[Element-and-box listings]

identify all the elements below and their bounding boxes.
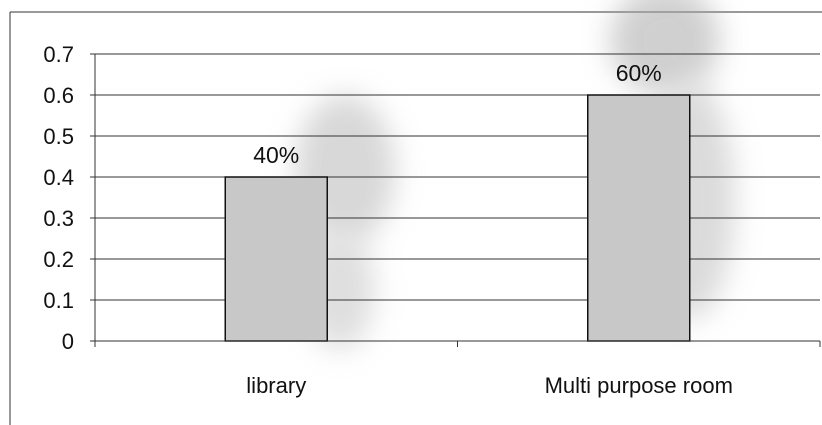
bars <box>224 94 691 342</box>
y-tick-label: 0.1 <box>43 288 74 313</box>
y-tick-label: 0.6 <box>43 83 74 108</box>
data-label-1: 60% <box>616 60 662 86</box>
category-label-1: Multi purpose room <box>545 373 733 398</box>
y-tick-label: 0.5 <box>43 124 74 149</box>
y-tick-label: 0.7 <box>43 42 74 67</box>
category-labels: library Multi purpose room <box>246 373 733 398</box>
bar-0 <box>224 176 328 342</box>
y-tick-label: 0.4 <box>43 165 74 190</box>
data-label-0: 40% <box>253 142 299 168</box>
x-axis <box>94 340 821 347</box>
y-tick-label: 0.3 <box>43 206 74 231</box>
y-tick-label: 0 <box>62 329 74 354</box>
y-axis-ticks: 0 0.1 0.2 0.3 0.4 0.5 0.6 0.7 <box>43 42 96 354</box>
bar-1 <box>587 94 691 342</box>
data-labels: 40% 60% <box>253 60 662 168</box>
grid-lines <box>95 53 820 301</box>
y-tick-label: 0.2 <box>43 247 74 272</box>
category-label-0: library <box>246 373 306 398</box>
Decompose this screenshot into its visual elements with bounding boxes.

[PROMPT] Please arrange the data as a Markdown table with columns "Row" and "Line," starting at the line that contains "bars <box>224 94 691 342</box>" and ending at the last line of the data, both included. Leave out any blank lines.

[EXPECTED ANSWER]
| Row | Line |
|---|---|
| 1 | bars <box>224 94 691 342</box> |
| 2 | y-tick-label: 0.1 <box>43 288 74 313</box> |
| 3 | y-tick-label: 0.6 <box>43 83 74 108</box> |
| 4 | data-label-1: 60% <box>616 60 662 86</box> |
| 5 | category-label-1: Multi purpose room <box>545 373 733 398</box> |
| 6 | y-tick-label: 0.5 <box>43 124 74 149</box> |
| 7 | y-tick-label: 0.7 <box>43 42 74 67</box> |
| 8 | category-labels: library Multi purpose room <box>246 373 733 398</box> |
| 9 | bar-0 <box>224 176 328 342</box> |
| 10 | y-tick-label: 0.4 <box>43 165 74 190</box> |
| 11 | data-label-0: 40% <box>253 142 299 168</box> |
| 12 | x-axis <box>94 340 821 347</box> |
| 13 | y-tick-label: 0.3 <box>43 206 74 231</box> |
| 14 | y-tick-label: 0 <box>62 329 74 354</box> |
| 15 | y-axis-ticks: 0 0.1 0.2 0.3 0.4 0.5 0.6 0.7 <box>43 42 96 354</box> |
| 16 | bar-1 <box>587 94 691 342</box> |
| 17 | data-labels: 40% 60% <box>253 60 662 168</box> |
| 18 | grid-lines <box>95 53 820 301</box> |
| 19 | y-tick-label: 0.2 <box>43 247 74 272</box> |
| 20 | category-label-0: library <box>246 373 306 398</box> |
| 21 | Decompose this screenshot into its visual elements with bounding boxes. |